Bloc de texte:
---------------

DROGUES: DEPENALISER AVEC LES BELGES
Progressiste, le Parlement luxembourgeois demande une libéralisation du cannabis et de ses dérivés dans l'ensemble du Benelux
par Olivier Alsteens et Olivier Van Vaerenbergh
Le Soir, vendredi 21 juin 1996
En cinq motions, adoptées à l'issue de réunions d'une commission parlementaire spécialisée et d'une série de réunions plénières, le Parlement luxembourgeois vient de donner un sérieux coup de pouce à la dépénalisation des drogues douces dans le Benelux.
La Chambre des députés luxembourgeois part du constat que les politiques répressives en matière de stupéfiants n'ont nulle part eu les résultats escomptés. Mais aussi que le problème de la drogue s'est internationalisé, ce qui nécessite la coordination des législations nationales, ce qui a été insuffisamment accompli jusqu'à présent. Le Parlement luxembourgeois considère encore que les petits pays ont plus de facilité à mettre sur pied des politiques communes.
UN CADRE RÉVOLUTIONNAIRE
Parmi les différents textes adoptés, il en est un qui concerne directement la Belgique. Sur demande de son Parlement, le gouvernement luxembourgeois va tenter d'initier une coordination des politiques de lutte contre la toxicomanie au niveau des pays du Benelux. Rien de bien révolutionnaire jusque là... Mais les députés luxembourgeois ont fixé le cadre de ces discussions. De quoi faire frémir par mal de chapelles en Belgique - on se souvient des vives réactions suscitées par le dépôt d'une proposition de dépénalisation des drogues douces par le député PS Patrick Moriau et du niet du ministre de l'intérieur Johan Vande Lanotte. Le cahier des charges du gouvernement luxembourgeois va plus loin que la plupart des propositions belges déposées jusqu'à présent. Il s'agit, en effet, de développer avec la Belgique et les Pays-Bas un programme de mesures communes de libéralisation du cannabis et de ses dérivés. Mais aussi de distribution contrôlée des opiacés et de la cocaïne, d'offres thérapeutiques et d'échanges d'
information sur les modèles locaux d'aide aux toxicomanes. Pour contrer les trafics et freiner la délinquance liée aux stupéfiants, les Luxembourgeois frappent fort. Ils tiennent un discours étayé d'arguments scientifiques et chargé de choix de société qui préfèrent la prévention et le traitement des toxicomanes - considérés comme des malades - aux poursuites judiciaires et à l'enrichissement des trafiquants. Nous n'avons pas pu obtenir de réaction du ministre de l'Intérieur belge, Johan Vande Lanotte, à la proposition luxembourgeoise. Par contre, on sait que celle-ci réjouit les partisans belges de la dépénalisation des drogues douces engagés dans un débat difficile dans notre pays. Et qu'elle leur servira d'argument au cours des débats du groupe de travail parlementaire chargé d'étudier la problématique de ladrogue. Le débat étant, cette fois, lancé de l'étranger, le ministère de l'intérieur ne pourra l'évacuer d'un tour de main...

---------------

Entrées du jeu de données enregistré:
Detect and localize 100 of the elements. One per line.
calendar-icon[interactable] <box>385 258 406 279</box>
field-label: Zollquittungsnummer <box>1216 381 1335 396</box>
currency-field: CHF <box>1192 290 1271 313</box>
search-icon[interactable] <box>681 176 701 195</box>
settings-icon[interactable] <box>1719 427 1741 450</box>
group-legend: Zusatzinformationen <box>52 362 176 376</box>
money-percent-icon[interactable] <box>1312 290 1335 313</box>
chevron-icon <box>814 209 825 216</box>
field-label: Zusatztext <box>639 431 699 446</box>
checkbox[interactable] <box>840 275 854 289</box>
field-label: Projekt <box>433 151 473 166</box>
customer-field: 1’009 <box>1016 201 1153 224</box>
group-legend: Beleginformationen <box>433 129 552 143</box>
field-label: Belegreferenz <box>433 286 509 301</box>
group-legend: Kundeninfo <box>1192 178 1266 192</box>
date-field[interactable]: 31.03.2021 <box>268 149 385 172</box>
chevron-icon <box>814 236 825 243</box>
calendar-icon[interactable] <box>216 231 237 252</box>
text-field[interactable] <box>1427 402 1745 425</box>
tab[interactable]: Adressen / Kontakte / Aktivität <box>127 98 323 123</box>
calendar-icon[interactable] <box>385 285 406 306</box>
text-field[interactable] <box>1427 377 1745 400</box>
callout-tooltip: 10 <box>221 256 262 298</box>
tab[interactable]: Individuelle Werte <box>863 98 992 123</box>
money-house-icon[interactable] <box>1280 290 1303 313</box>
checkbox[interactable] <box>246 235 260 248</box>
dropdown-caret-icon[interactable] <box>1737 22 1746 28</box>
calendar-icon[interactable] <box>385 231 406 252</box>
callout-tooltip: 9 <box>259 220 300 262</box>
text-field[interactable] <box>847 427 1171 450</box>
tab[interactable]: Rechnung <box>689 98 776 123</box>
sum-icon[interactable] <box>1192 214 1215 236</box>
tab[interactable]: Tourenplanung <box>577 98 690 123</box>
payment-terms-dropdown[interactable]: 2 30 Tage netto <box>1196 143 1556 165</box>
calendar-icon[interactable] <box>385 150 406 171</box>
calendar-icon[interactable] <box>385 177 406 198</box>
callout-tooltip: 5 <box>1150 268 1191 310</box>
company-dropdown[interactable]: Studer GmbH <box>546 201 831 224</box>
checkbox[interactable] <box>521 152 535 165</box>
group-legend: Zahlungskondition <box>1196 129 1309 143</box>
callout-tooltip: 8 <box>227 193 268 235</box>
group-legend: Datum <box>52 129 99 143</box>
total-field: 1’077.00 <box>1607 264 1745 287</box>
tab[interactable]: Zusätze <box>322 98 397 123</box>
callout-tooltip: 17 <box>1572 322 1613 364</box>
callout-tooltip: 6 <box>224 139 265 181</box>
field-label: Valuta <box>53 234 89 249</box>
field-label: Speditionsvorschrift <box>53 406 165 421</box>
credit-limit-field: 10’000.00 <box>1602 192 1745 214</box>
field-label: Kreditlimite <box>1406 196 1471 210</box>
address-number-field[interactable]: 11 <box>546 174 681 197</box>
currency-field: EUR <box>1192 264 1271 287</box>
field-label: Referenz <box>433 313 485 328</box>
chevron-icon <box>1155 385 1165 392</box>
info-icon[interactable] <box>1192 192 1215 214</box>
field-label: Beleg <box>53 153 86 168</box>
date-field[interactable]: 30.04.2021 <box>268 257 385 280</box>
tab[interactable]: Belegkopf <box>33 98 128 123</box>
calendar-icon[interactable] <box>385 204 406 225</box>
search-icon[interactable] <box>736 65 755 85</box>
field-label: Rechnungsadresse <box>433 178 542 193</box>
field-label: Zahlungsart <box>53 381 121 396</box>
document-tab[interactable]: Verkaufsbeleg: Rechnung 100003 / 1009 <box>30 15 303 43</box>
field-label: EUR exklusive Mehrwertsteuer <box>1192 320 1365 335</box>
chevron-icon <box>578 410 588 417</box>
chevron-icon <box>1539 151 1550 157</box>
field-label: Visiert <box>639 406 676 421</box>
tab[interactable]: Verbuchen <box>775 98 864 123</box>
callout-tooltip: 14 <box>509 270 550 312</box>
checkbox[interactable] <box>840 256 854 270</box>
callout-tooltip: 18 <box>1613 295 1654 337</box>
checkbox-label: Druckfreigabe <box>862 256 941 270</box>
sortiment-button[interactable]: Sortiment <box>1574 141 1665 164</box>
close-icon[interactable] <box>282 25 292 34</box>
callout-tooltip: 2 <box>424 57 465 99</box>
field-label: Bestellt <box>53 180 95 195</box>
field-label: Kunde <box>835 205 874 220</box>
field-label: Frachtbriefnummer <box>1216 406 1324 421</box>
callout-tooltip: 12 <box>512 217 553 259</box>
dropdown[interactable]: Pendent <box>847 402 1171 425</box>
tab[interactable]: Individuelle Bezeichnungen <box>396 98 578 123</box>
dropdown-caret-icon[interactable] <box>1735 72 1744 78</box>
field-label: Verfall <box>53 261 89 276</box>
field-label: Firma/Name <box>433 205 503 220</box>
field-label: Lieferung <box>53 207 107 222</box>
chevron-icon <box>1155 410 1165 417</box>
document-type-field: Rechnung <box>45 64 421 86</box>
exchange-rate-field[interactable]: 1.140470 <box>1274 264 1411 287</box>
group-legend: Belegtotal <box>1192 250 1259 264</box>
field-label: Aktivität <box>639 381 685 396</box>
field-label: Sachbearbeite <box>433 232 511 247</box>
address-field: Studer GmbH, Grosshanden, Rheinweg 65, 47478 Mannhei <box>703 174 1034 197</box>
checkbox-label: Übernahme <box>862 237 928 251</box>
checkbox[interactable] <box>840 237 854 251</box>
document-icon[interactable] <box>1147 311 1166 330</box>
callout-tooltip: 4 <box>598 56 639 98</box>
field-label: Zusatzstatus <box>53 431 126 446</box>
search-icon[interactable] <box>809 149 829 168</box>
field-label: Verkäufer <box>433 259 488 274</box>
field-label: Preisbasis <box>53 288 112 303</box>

---------------

Consigne 1: Selon l'article sur la dépénalisation des drogues dans le Benelux, qu'est-ce que le Parlement luxembourgeois considère au sujet des petits pays ?
Consigne 2: Prolongez l'article sur la dépénalisation des drogues dans le Benelux à partir de sa dernière phrase.

Zone de réponse 1: Il considère que les petits pays ont plus de facilité à mettre sur pied des politiques communes.

Zone de réponse 2:
AVEC LE SOUTIEN DES CHRÉTIENS
Du côté luxembourgeois, en tout cas, certains membres de la Chambre des députés n'en reviennent toujours pas. Leur pays avait en effet jusqu'ici une des législations les plus strictes en matière de stupéfiants, du moins sur le papier. Ainsi, Renée Wagenar, membre du parti des Verts, à l'origine des motions, et membre de l'opposition, ne cache pas sa surprise: J'ai l'impression que le ministre de la Justice, M Fischbach, n'a pas très bien lu les textes! C'est en effet après que celui-ci eut donné son avis - positif sur les propositions de la commission, que la Chambre a adopté les textes. Avec le soutien du très conservateur Parti chrétien-social qui a suivi l'avis de son ministre.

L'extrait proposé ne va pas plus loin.